* **INFORMATION PROVIDED**
· · · · · · ·
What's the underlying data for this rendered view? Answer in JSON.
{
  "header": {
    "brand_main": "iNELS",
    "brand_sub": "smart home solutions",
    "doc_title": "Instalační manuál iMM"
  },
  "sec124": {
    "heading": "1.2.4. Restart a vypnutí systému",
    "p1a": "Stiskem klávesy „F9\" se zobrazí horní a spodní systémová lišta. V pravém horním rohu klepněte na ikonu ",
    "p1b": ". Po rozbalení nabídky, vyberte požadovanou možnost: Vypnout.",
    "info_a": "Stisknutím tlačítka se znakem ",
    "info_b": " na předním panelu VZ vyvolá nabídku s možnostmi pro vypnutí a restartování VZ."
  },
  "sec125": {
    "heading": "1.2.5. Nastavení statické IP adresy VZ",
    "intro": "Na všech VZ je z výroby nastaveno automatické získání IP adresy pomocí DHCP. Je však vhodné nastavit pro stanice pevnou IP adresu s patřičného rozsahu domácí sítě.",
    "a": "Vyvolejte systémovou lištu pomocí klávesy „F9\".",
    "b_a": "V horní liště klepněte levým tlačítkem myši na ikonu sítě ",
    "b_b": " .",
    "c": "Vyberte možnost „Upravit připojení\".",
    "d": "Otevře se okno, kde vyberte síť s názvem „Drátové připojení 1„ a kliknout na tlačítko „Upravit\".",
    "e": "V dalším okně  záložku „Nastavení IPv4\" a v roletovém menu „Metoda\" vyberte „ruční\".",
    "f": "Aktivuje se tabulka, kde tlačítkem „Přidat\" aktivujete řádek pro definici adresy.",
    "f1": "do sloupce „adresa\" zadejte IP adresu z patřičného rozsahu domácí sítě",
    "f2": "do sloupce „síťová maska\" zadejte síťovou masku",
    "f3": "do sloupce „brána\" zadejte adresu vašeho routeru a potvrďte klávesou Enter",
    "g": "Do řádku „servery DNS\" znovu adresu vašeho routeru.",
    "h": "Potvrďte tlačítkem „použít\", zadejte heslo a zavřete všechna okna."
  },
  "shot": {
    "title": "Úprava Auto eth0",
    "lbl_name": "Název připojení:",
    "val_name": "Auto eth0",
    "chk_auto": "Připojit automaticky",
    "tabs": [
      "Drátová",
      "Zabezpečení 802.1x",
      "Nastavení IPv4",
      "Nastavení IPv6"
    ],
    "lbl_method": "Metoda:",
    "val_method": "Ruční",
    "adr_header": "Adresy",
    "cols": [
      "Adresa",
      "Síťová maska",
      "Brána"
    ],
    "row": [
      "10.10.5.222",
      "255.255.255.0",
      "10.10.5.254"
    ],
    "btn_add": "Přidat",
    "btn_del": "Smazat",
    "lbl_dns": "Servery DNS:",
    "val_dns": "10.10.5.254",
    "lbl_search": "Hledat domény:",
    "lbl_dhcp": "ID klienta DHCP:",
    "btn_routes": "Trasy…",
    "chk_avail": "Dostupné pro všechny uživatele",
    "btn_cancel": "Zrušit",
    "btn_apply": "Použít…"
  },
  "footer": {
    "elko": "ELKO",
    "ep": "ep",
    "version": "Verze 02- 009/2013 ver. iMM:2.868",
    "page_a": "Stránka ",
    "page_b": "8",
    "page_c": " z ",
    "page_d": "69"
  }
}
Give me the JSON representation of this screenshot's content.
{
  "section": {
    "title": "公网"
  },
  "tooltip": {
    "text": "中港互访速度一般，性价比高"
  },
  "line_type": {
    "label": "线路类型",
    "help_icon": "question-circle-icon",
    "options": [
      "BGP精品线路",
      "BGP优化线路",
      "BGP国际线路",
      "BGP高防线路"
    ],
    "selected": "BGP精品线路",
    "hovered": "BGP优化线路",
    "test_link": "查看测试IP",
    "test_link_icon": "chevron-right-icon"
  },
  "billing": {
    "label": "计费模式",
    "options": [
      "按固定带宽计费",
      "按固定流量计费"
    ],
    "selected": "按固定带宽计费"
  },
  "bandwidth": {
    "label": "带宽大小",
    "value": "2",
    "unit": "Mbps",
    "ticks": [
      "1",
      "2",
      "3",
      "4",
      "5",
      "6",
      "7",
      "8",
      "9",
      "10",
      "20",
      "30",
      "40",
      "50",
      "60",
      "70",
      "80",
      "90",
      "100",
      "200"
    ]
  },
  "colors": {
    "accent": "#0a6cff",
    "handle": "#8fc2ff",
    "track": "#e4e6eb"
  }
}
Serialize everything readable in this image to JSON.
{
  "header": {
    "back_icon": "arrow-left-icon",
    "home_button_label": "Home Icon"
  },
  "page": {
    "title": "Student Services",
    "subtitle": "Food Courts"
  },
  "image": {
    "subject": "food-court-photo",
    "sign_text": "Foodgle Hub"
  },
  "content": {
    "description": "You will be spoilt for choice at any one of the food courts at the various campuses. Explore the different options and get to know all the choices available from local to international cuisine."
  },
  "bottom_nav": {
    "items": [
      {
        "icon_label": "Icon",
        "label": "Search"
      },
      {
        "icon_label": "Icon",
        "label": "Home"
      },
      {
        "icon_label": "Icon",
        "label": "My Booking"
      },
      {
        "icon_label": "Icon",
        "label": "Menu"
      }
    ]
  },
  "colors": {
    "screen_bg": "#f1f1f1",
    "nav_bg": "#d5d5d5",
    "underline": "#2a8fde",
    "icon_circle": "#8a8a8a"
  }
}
· · · · · · ·
Using the data above, print every record exactly as shown.

* **TASK RESPONSE**
What's the underlying data for this rendered view? Answer in JSON.
{
  "header": {
    "brand_main": "iNELS",
    "brand_sub": "smart home solutions",
    "doc_title": "Instalační manuál iMM"
  },
  "sec124": {
    "heading": "1.2.4. Restart a vypnutí systému",
    "p1a": "Stiskem klávesy „F9\" se zobrazí horní a spodní systémová lišta. V pravém horním rohu klepněte na ikonu ",
    "p1b": ". Po rozbalení nabídky, vyberte požadovanou možnost: Vypnout.",
    "info_a": "Stisknutím tlačítka se znakem ",
    "info_b": " na předním panelu VZ vyvolá nabídku s možnostmi pro vypnutí a restartování VZ."
  },
  "sec125": {
    "heading": "1.2.5. Nastavení statické IP adresy VZ",
    "intro": "Na všech VZ je z výroby nastaveno automatické získání IP adresy pomocí DHCP. Je však vhodné nastavit pro stanice pevnou IP adresu s patřičného rozsahu domácí sítě.",
    "a": "Vyvolejte systémovou lištu pomocí klávesy „F9\".",
    "b_a": "V horní liště klepněte levým tlačítkem myši na ikonu sítě ",
    "b_b": " .",
    "c": "Vyberte možnost „Upravit připojení\".",
    "d": "Otevře se okno, kde vyberte síť s názvem „Drátové připojení 1„ a kliknout na tlačítko „Upravit\".",
    "e": "V dalším okně  záložku „Nastavení IPv4\" a v roletovém menu „Metoda\" vyberte „ruční\".",
    "f": "Aktivuje se tabulka, kde tlačítkem „Přidat\" aktivujete řádek pro definici adresy.",
    "f1": "do sloupce „adresa\" zadejte IP adresu z patřičného rozsahu domácí sítě",
    "f2": "do sloupce „síťová maska\" zadejte síťovou masku",
    "f3": "do sloupce „brána\" zadejte adresu vašeho routeru a potvrďte klávesou Enter",
    "g": "Do řádku „servery DNS\" znovu adresu vašeho routeru.",
    "h": "Potvrďte tlačítkem „použít\", zadejte heslo a zavřete všechna okna."
  },
  "shot": {
    "title": "Úprava Auto eth0",
    "lbl_name": "Název připojení:",
    "val_name": "Auto eth0",
    "chk_auto": "Připojit automaticky",
    "tabs": [
      "Drátová",
      "Zabezpečení 802.1x",
      "Nastavení IPv4",
      "Nastavení IPv6"
    ],
    "lbl_method": "Metoda:",
    "val_method": "Ruční",
    "adr_header": "Adresy",
    "cols": [
      "Adresa",
      "Síťová maska",
      "Brána"
    ],
    "row": [
      "10.10.5.222",
      "255.255.255.0",
      "10.10.5.254"
    ],
    "btn_add": "Přidat",
    "btn_del": "Smazat",
    "lbl_dns": "Servery DNS:",
    "val_dns": "10.10.5.254",
    "lbl_search": "Hledat domény:",
    "lbl_dhcp": "ID klienta DHCP:",
    "btn_routes": "Trasy…",
    "chk_avail": "Dostupné pro všechny uživatele",
    "btn_cancel": "Zrušit",
    "btn_apply": "Použít…"
  },
  "footer": {
    "elko": "ELKO",
    "ep": "ep",
    "version": "Verze 02- 009/2013 ver. iMM:2.868",
    "page_a": "Stránka ",
    "page_b": "8",
    "page_c": " z ",
    "page_d": "69"
  }
}
Give me the JSON representation of this screenshot's content.
{
  "section": {
    "title": "公网"
  },
  "tooltip": {
    "text": "中港互访速度一般，性价比高"
  },
  "line_type": {
    "label": "线路类型",
    "help_icon": "question-circle-icon",
    "options": [
      "BGP精品线路",
      "BGP优化线路",
      "BGP国际线路",
      "BGP高防线路"
    ],
    "selected": "BGP精品线路",
    "hovered": "BGP优化线路",
    "test_link": "查看测试IP",
    "test_link_icon": "chevron-right-icon"
  },
  "billing": {
    "label": "计费模式",
    "options": [
      "按固定带宽计费",
      "按固定流量计费"
    ],
    "selected": "按固定带宽计费"
  },
  "bandwidth": {
    "label": "带宽大小",
    "value": "2",
    "unit": "Mbps",
    "ticks": [
      "1",
      "2",
      "3",
      "4",
      "5",
      "6",
      "7",
      "8",
      "9",
      "10",
      "20",
      "30",
      "40",
      "50",
      "60",
      "70",
      "80",
      "90",
      "100",
      "200"
    ]
  },
  "colors": {
    "accent": "#0a6cff",
    "handle": "#8fc2ff",
    "track": "#e4e6eb"
  }
}
Serialize everything readable in this image to JSON.
{
  "header": {
    "back_icon": "arrow-left-icon",
    "home_button_label": "Home Icon"
  },
  "page": {
    "title": "Student Services",
    "subtitle": "Food Courts"
  },
  "image": {
    "subject": "food-court-photo",
    "sign_text": "Foodgle Hub"
  },
  "content": {
    "description": "You will be spoilt for choice at any one of the food courts at the various campuses. Explore the different options and get to know all the choices available from local to international cuisine."
  },
  "bottom_nav": {
    "items": [
      {
        "icon_label": "Icon",
        "label": "Search"
      },
      {
        "icon_label": "Icon",
        "label": "Home"
      },
      {
        "icon_label": "Icon",
        "label": "My Booking"
      },
      {
        "icon_label": "Icon",
        "label": "Menu"
      }
    ]
  },
  "colors": {
    "screen_bg": "#f1f1f1",
    "nav_bg": "#d5d5d5",
    "underline": "#2a8fde",
    "icon_circle": "#8a8a8a"
  }
}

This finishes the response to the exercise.